── Data supplied ──

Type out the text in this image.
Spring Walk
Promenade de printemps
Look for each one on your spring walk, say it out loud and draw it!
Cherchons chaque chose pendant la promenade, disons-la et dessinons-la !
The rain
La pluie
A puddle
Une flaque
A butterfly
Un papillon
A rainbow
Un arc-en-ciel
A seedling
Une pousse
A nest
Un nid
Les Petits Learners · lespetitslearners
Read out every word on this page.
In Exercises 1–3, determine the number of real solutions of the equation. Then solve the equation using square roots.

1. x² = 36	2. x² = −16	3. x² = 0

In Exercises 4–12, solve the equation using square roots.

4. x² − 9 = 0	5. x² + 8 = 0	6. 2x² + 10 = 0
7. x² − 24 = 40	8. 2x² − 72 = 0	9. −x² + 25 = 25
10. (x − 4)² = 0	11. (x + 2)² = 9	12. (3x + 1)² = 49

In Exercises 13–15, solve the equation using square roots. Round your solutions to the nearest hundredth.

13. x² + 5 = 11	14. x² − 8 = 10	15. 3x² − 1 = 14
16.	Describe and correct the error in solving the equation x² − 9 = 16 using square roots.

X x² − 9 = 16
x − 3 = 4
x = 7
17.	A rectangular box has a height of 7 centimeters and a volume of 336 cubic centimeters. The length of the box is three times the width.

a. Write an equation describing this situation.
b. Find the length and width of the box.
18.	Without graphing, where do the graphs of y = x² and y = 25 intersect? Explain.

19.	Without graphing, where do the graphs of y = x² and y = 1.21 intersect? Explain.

───

--- Exercise prompt ---
How many of the lines above include the string "width"? Answer with the number only.

--- Reply ---
2